Job. Would you set down every entry shown below, precisely as written?

[Source data]
----

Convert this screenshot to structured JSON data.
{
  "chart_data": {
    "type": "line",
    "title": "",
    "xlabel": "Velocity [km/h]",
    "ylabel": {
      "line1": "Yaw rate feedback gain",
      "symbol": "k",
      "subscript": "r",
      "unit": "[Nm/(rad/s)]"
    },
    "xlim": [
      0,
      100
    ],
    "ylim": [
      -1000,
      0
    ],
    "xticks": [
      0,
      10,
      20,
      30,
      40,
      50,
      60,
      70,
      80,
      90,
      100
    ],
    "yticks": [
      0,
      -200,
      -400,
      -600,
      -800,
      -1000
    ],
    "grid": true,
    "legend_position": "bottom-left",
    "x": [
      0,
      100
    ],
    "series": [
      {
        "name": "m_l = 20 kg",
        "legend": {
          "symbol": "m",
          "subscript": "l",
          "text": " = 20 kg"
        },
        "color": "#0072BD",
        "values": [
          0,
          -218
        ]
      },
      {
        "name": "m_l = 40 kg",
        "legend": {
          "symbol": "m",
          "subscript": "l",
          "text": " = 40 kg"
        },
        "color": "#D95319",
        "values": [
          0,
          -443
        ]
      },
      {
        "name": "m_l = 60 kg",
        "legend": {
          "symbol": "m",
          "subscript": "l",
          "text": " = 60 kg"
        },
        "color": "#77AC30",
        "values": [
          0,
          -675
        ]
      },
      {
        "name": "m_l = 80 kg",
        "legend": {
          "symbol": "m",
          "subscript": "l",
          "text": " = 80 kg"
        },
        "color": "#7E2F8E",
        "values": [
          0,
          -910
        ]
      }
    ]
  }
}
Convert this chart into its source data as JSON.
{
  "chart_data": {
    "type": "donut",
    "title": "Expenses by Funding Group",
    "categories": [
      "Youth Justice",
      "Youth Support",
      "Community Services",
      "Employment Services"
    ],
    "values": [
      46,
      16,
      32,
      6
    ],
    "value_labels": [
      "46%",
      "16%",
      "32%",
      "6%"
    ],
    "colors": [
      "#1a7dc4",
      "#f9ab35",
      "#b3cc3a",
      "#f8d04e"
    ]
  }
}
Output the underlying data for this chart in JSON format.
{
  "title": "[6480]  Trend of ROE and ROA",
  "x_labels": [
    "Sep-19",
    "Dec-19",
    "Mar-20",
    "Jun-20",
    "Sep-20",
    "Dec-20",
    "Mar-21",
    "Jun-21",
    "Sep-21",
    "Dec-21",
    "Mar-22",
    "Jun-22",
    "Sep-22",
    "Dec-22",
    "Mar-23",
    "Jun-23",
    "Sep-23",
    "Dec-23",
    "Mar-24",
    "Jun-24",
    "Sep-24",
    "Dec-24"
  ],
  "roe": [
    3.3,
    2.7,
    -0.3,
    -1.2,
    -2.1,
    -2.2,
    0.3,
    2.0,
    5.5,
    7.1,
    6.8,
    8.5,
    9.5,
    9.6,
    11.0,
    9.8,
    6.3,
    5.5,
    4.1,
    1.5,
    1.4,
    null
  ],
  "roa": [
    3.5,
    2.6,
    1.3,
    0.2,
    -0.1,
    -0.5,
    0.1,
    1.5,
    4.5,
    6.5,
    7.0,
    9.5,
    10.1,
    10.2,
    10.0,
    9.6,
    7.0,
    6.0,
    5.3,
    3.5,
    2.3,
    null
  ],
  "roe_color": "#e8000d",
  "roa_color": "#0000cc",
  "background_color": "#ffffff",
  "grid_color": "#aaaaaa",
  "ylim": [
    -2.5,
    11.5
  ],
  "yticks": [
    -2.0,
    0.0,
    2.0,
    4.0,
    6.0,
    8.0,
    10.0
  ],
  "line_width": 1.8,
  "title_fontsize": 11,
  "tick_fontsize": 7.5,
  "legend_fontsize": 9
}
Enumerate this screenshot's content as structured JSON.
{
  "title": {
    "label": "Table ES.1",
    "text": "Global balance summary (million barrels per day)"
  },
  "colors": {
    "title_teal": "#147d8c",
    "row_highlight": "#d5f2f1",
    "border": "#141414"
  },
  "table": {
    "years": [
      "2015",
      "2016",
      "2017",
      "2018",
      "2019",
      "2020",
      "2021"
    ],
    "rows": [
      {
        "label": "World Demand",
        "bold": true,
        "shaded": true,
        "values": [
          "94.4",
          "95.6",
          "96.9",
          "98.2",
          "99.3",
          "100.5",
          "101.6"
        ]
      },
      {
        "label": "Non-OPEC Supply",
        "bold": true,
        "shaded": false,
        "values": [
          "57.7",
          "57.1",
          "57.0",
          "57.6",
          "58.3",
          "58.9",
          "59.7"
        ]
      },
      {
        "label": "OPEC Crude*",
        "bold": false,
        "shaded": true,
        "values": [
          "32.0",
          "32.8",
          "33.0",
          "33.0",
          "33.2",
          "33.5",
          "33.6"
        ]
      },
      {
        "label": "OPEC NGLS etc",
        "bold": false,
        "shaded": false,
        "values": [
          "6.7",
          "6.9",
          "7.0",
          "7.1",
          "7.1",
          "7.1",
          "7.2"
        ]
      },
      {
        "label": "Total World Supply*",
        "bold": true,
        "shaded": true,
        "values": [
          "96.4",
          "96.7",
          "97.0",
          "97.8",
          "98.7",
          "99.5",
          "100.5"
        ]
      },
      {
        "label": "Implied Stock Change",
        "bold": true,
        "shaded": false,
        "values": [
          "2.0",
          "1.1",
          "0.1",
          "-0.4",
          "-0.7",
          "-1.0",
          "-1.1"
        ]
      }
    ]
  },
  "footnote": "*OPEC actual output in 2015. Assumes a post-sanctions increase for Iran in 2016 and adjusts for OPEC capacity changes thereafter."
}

----

Result of the exercise.
Convert this screenshot to structured JSON data.
{
  "chart_data": {
    "type": "line",
    "title": "",
    "xlabel": "Velocity [km/h]",
    "ylabel": {
      "line1": "Yaw rate feedback gain",
      "symbol": "k",
      "subscript": "r",
      "unit": "[Nm/(rad/s)]"
    },
    "xlim": [
      0,
      100
    ],
    "ylim": [
      -1000,
      0
    ],
    "xticks": [
      0,
      10,
      20,
      30,
      40,
      50,
      60,
      70,
      80,
      90,
      100
    ],
    "yticks": [
      0,
      -200,
      -400,
      -600,
      -800,
      -1000
    ],
    "grid": true,
    "legend_position": "bottom-left",
    "x": [
      0,
      100
    ],
    "series": [
      {
        "name": "m_l = 20 kg",
        "legend": {
          "symbol": "m",
          "subscript": "l",
          "text": " = 20 kg"
        },
        "color": "#0072BD",
        "values": [
          0,
          -218
        ]
      },
      {
        "name": "m_l = 40 kg",
        "legend": {
          "symbol": "m",
          "subscript": "l",
          "text": " = 40 kg"
        },
        "color": "#D95319",
        "values": [
          0,
          -443
        ]
      },
      {
        "name": "m_l = 60 kg",
        "legend": {
          "symbol": "m",
          "subscript": "l",
          "text": " = 60 kg"
        },
        "color": "#77AC30",
        "values": [
          0,
          -675
        ]
      },
      {
        "name": "m_l = 80 kg",
        "legend": {
          "symbol": "m",
          "subscript": "l",
          "text": " = 80 kg"
        },
        "color": "#7E2F8E",
        "values": [
          0,
          -910
        ]
      }
    ]
  }
}
Convert this chart into its source data as JSON.
{
  "chart_data": {
    "type": "donut",
    "title": "Expenses by Funding Group",
    "categories": [
      "Youth Justice",
      "Youth Support",
      "Community Services",
      "Employment Services"
    ],
    "values": [
      46,
      16,
      32,
      6
    ],
    "value_labels": [
      "46%",
      "16%",
      "32%",
      "6%"
    ],
    "colors": [
      "#1a7dc4",
      "#f9ab35",
      "#b3cc3a",
      "#f8d04e"
    ]
  }
}
Output the underlying data for this chart in JSON format.
{
  "title": "[6480]  Trend of ROE and ROA",
  "x_labels": [
    "Sep-19",
    "Dec-19",
    "Mar-20",
    "Jun-20",
    "Sep-20",
    "Dec-20",
    "Mar-21",
    "Jun-21",
    "Sep-21",
    "Dec-21",
    "Mar-22",
    "Jun-22",
    "Sep-22",
    "Dec-22",
    "Mar-23",
    "Jun-23",
    "Sep-23",
    "Dec-23",
    "Mar-24",
    "Jun-24",
    "Sep-24",
    "Dec-24"
  ],
  "roe": [
    3.3,
    2.7,
    -0.3,
    -1.2,
    -2.1,
    -2.2,
    0.3,
    2.0,
    5.5,
    7.1,
    6.8,
    8.5,
    9.5,
    9.6,
    11.0,
    9.8,
    6.3,
    5.5,
    4.1,
    1.5,
    1.4,
    null
  ],
  "roa": [
    3.5,
    2.6,
    1.3,
    0.2,
    -0.1,
    -0.5,
    0.1,
    1.5,
    4.5,
    6.5,
    7.0,
    9.5,
    10.1,
    10.2,
    10.0,
    9.6,
    7.0,
    6.0,
    5.3,
    3.5,
    2.3,
    null
  ],
  "roe_color": "#e8000d",
  "roa_color": "#0000cc",
  "background_color": "#ffffff",
  "grid_color": "#aaaaaa",
  "ylim": [
    -2.5,
    11.5
  ],
  "yticks": [
    -2.0,
    0.0,
    2.0,
    4.0,
    6.0,
    8.0,
    10.0
  ],
  "line_width": 1.8,
  "title_fontsize": 11,
  "tick_fontsize": 7.5,
  "legend_fontsize": 9
}
Enumerate this screenshot's content as structured JSON.
{
  "title": {
    "label": "Table ES.1",
    "text": "Global balance summary (million barrels per day)"
  },
  "colors": {
    "title_teal": "#147d8c",
    "row_highlight": "#d5f2f1",
    "border": "#141414"
  },
  "table": {
    "years": [
      "2015",
      "2016",
      "2017",
      "2018",
      "2019",
      "2020",
      "2021"
    ],
    "rows": [
      {
        "label": "World Demand",
        "bold": true,
        "shaded": true,
        "values": [
          "94.4",
          "95.6",
          "96.9",
          "98.2",
          "99.3",
          "100.5",
          "101.6"
        ]
      },
      {
        "label": "Non-OPEC Supply",
        "bold": true,
        "shaded": false,
        "values": [
          "57.7",
          "57.1",
          "57.0",
          "57.6",
          "58.3",
          "58.9",
          "59.7"
        ]
      },
      {
        "label": "OPEC Crude*",
        "bold": false,
        "shaded": true,
        "values": [
          "32.0",
          "32.8",
          "33.0",
          "33.0",
          "33.2",
          "33.5",
          "33.6"
        ]
      },
      {
        "label": "OPEC NGLS etc",
        "bold": false,
        "shaded": false,
        "values": [
          "6.7",
          "6.9",
          "7.0",
          "7.1",
          "7.1",
          "7.1",
          "7.2"
        ]
      },
      {
        "label": "Total World Supply*",
        "bold": true,
        "shaded": true,
        "values": [
          "96.4",
          "96.7",
          "97.0",
          "97.8",
          "98.7",
          "99.5",
          "100.5"
        ]
      },
      {
        "label": "Implied Stock Change",
        "bold": true,
        "shaded": false,
        "values": [
          "2.0",
          "1.1",
          "0.1",
          "-0.4",
          "-0.7",
          "-1.0",
          "-1.1"
        ]
      }
    ]
  },
  "footnote": "*OPEC actual output in 2015. Assumes a post-sanctions increase for Iran in 2016 and adjusts for OPEC capacity changes thereafter."
}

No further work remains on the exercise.